_The task_
Carry none of the pictures over; write out the complete data exactly.

[Chart and figure data]
● ● ● ● ●

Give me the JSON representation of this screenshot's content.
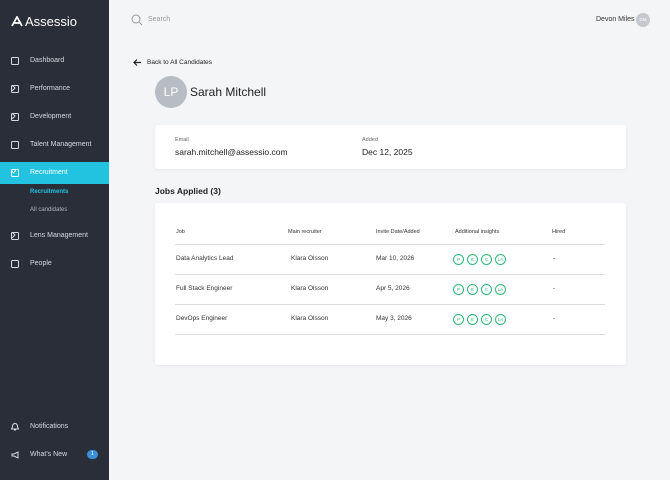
{
  "sidebar": {
    "logo": "Assessio",
    "nav": [
      "Dashboard",
      "Performance",
      "Development",
      "Talent Management",
      "Recruitment",
      "Lens Management",
      "People"
    ],
    "subnav": [
      "Recruitments",
      "All candidates"
    ],
    "bottom": [
      "Notifications",
      "What's New"
    ],
    "badge": 1
  },
  "topbar": {
    "search": "Search",
    "user": "Devon Miles",
    "user_initials": "DM"
  },
  "back_link": "Back to All Candidates",
  "candidate": {
    "initials": "LP",
    "name": "Sarah Mitchell",
    "email_label": "Email",
    "email": "sarah.mitchell@assessio.com",
    "added_label": "Added",
    "added": "Dec 12, 2025"
  },
  "jobs": {
    "title": "Jobs Applied (3)",
    "headers": [
      "Job",
      "Main recruiter",
      "Invite Date/Added",
      "Additional insights",
      "Hired"
    ],
    "rows": [
      {
        "job": "Data Analytics Lead",
        "recruiter": "Klara Olsson",
        "date": "Mar 10, 2026",
        "insights": [
          "P",
          "E",
          "C",
          "LA"
        ],
        "hired": "-"
      },
      {
        "job": "Full Stack Engineer",
        "recruiter": "Klara Olsson",
        "date": "Apr 5, 2026",
        "insights": [
          "P",
          "E",
          "C",
          "LA"
        ],
        "hired": "-"
      },
      {
        "job": "DevOps Engineer",
        "recruiter": "Klara Olsson",
        "date": "May 3, 2026",
        "insights": [
          "P",
          "E",
          "C",
          "LA"
        ],
        "hired": "-"
      }
    ]
  }
}
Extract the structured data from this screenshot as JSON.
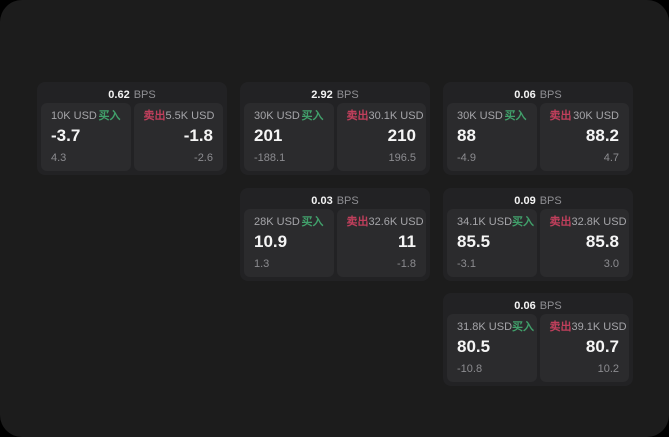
{
  "labels": {
    "bps_suffix": "BPS",
    "buy": "买入",
    "sell": "卖出"
  },
  "colors": {
    "outer_background": "#000000",
    "surface_background": "#1c1c1c",
    "card_background": "#222224",
    "panel_background": "#2b2b2d",
    "buy_green": "#41a06b",
    "sell_red": "#c03f5c",
    "primary_text": "#f5f5f5",
    "muted_text": "#8c8c90"
  },
  "cards": [
    {
      "bps": "0.62",
      "buy": {
        "amount": "10K USD",
        "value": "-3.7",
        "sub": "4.3"
      },
      "sell": {
        "amount": "5.5K USD",
        "value": "-1.8",
        "sub": "-2.6"
      }
    },
    {
      "bps": "2.92",
      "buy": {
        "amount": "30K USD",
        "value": "201",
        "sub": "-188.1"
      },
      "sell": {
        "amount": "30.1K USD",
        "value": "210",
        "sub": "196.5"
      }
    },
    {
      "bps": "0.06",
      "buy": {
        "amount": "30K USD",
        "value": "88",
        "sub": "-4.9"
      },
      "sell": {
        "amount": "30K USD",
        "value": "88.2",
        "sub": "4.7"
      }
    },
    {
      "bps": "0.03",
      "buy": {
        "amount": "28K USD",
        "value": "10.9",
        "sub": "1.3"
      },
      "sell": {
        "amount": "32.6K USD",
        "value": "11",
        "sub": "-1.8"
      }
    },
    {
      "bps": "0.09",
      "buy": {
        "amount": "34.1K USD",
        "value": "85.5",
        "sub": "-3.1"
      },
      "sell": {
        "amount": "32.8K USD",
        "value": "85.8",
        "sub": "3.0"
      }
    },
    {
      "bps": "0.06",
      "buy": {
        "amount": "31.8K USD",
        "value": "80.5",
        "sub": "-10.8"
      },
      "sell": {
        "amount": "39.1K USD",
        "value": "80.7",
        "sub": "10.2"
      }
    }
  ]
}
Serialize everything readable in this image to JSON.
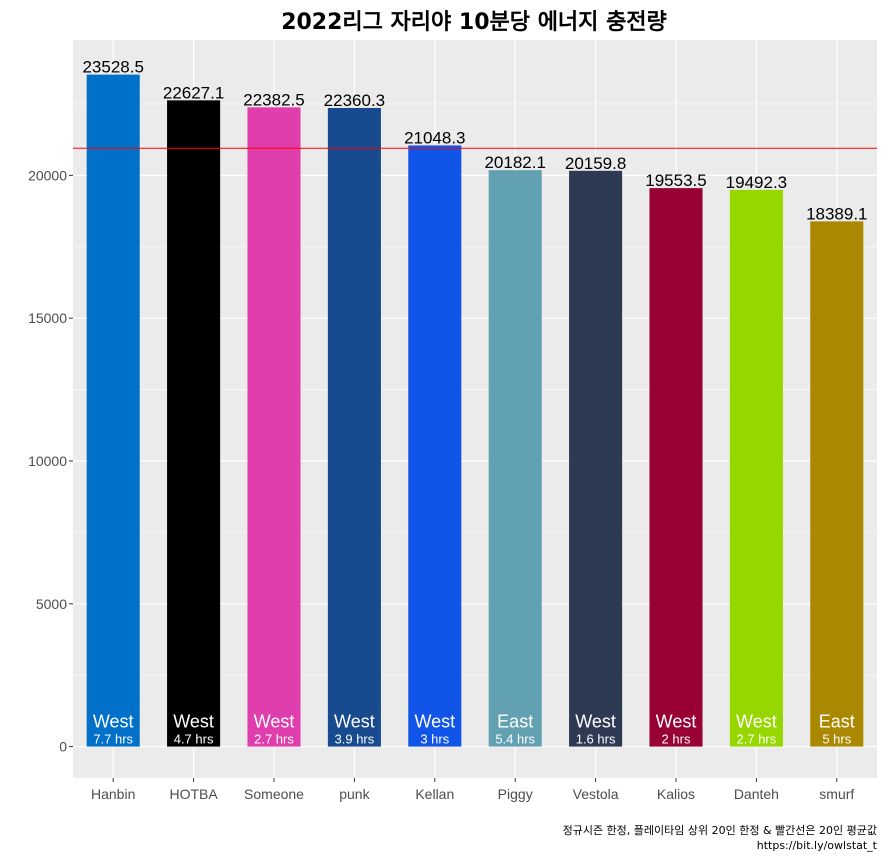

● ● ● ● ●

_Finished answer_
Give me the JSON representation of this screenshot's content.
{
  "sidebar": {
    "logo": "Assessio",
    "nav": [
      "Dashboard",
      "Performance",
      "Development",
      "Talent Management",
      "Recruitment",
      "Lens Management",
      "People"
    ],
    "subnav": [
      "Recruitments",
      "All candidates"
    ],
    "bottom": [
      "Notifications",
      "What's New"
    ],
    "badge": 1
  },
  "topbar": {
    "search": "Search",
    "user": "Devon Miles",
    "user_initials": "DM"
  },
  "back_link": "Back to All Candidates",
  "candidate": {
    "initials": "LP",
    "name": "Sarah Mitchell",
    "email_label": "Email",
    "email": "sarah.mitchell@assessio.com",
    "added_label": "Added",
    "added": "Dec 12, 2025"
  },
  "jobs": {
    "title": "Jobs Applied (3)",
    "headers": [
      "Job",
      "Main recruiter",
      "Invite Date/Added",
      "Additional insights",
      "Hired"
    ],
    "rows": [
      {
        "job": "Data Analytics Lead",
        "recruiter": "Klara Olsson",
        "date": "Mar 10, 2026",
        "insights": [
          "P",
          "E",
          "C",
          "LA"
        ],
        "hired": "-"
      },
      {
        "job": "Full Stack Engineer",
        "recruiter": "Klara Olsson",
        "date": "Apr 5, 2026",
        "insights": [
          "P",
          "E",
          "C",
          "LA"
        ],
        "hired": "-"
      },
      {
        "job": "DevOps Engineer",
        "recruiter": "Klara Olsson",
        "date": "May 3, 2026",
        "insights": [
          "P",
          "E",
          "C",
          "LA"
        ],
        "hired": "-"
      }
    ]
  }
}
Extract the structured data from this screenshot as JSON.
{
  "labels": {
    "bps_suffix": "BPS",
    "buy": "买入",
    "sell": "卖出"
  },
  "colors": {
    "outer_background": "#000000",
    "surface_background": "#1c1c1c",
    "card_background": "#222224",
    "panel_background": "#2b2b2d",
    "buy_green": "#41a06b",
    "sell_red": "#c03f5c",
    "primary_text": "#f5f5f5",
    "muted_text": "#8c8c90"
  },
  "cards": [
    {
      "bps": "0.62",
      "buy": {
        "amount": "10K USD",
        "value": "-3.7",
        "sub": "4.3"
      },
      "sell": {
        "amount": "5.5K USD",
        "value": "-1.8",
        "sub": "-2.6"
      }
    },
    {
      "bps": "2.92",
      "buy": {
        "amount": "30K USD",
        "value": "201",
        "sub": "-188.1"
      },
      "sell": {
        "amount": "30.1K USD",
        "value": "210",
        "sub": "196.5"
      }
    },
    {
      "bps": "0.06",
      "buy": {
        "amount": "30K USD",
        "value": "88",
        "sub": "-4.9"
      },
      "sell": {
        "amount": "30K USD",
        "value": "88.2",
        "sub": "4.7"
      }
    },
    {
      "bps": "0.03",
      "buy": {
        "amount": "28K USD",
        "value": "10.9",
        "sub": "1.3"
      },
      "sell": {
        "amount": "32.6K USD",
        "value": "11",
        "sub": "-1.8"
      }
    },
    {
      "bps": "0.09",
      "buy": {
        "amount": "34.1K USD",
        "value": "85.5",
        "sub": "-3.1"
      },
      "sell": {
        "amount": "32.8K USD",
        "value": "85.8",
        "sub": "3.0"
      }
    },
    {
      "bps": "0.06",
      "buy": {
        "amount": "31.8K USD",
        "value": "80.5",
        "sub": "-10.8"
      },
      "sell": {
        "amount": "39.1K USD",
        "value": "80.7",
        "sub": "10.2"
      }
    }
  ]
}
Serialize everything readable in this image to JSON.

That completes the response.